RECORDS PROVIDED:
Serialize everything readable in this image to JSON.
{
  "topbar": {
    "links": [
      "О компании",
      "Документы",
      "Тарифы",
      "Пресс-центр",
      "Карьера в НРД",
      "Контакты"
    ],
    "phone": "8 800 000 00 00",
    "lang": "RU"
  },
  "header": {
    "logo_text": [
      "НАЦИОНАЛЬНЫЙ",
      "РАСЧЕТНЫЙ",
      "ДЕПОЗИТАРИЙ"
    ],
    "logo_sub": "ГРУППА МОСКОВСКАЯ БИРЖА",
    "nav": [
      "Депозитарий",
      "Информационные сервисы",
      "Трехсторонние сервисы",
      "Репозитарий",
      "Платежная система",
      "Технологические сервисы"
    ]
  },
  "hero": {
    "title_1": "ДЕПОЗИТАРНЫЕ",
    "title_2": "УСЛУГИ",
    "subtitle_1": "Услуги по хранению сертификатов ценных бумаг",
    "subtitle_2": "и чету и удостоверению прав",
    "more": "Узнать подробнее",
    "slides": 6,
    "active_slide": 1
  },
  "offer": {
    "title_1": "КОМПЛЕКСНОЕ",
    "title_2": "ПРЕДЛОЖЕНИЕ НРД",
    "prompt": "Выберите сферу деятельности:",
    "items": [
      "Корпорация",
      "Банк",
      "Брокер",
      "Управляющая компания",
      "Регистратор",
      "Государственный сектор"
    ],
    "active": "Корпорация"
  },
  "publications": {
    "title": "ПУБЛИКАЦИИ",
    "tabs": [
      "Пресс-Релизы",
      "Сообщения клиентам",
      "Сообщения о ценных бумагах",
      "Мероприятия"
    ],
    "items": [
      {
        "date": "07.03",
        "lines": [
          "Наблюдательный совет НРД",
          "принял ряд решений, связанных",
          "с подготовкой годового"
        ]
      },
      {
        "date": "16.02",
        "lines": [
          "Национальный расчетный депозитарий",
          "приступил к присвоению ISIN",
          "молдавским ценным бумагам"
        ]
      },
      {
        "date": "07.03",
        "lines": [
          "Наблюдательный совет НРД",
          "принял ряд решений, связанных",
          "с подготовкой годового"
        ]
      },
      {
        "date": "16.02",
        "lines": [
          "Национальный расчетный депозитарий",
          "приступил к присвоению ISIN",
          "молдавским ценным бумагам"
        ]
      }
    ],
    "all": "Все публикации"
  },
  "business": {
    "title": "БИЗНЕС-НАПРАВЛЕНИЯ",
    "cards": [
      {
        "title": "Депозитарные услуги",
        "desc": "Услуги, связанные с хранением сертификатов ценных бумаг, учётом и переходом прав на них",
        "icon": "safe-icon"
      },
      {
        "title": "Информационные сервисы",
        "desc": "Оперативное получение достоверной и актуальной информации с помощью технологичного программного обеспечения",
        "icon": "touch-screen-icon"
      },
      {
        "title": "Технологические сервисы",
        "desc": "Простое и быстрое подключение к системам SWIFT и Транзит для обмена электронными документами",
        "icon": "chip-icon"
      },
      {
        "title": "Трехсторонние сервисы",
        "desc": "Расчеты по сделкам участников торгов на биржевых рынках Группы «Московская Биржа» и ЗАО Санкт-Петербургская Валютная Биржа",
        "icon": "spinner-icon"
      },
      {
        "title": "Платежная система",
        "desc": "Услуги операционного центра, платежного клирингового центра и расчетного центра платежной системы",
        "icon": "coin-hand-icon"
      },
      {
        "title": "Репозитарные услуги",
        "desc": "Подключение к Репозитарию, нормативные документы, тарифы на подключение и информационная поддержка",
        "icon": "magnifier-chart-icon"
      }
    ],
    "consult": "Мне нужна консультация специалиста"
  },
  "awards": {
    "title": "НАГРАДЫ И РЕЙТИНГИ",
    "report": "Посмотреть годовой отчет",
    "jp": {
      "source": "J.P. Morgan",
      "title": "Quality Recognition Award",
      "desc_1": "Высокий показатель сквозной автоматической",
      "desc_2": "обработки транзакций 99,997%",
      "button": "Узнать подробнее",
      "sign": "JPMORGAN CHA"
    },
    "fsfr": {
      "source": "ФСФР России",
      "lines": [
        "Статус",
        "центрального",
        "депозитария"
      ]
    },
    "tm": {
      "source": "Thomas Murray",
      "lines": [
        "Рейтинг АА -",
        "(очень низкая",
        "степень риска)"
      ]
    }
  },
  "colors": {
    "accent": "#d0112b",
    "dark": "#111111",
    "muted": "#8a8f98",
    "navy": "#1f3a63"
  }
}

TO BE DONE: Copy out every line in the entries above that holds "подробнее".

SOLUTION FOR THIS PROBLEM:
    "more": "Узнать подробнее",
      "button": "Узнать подробнее",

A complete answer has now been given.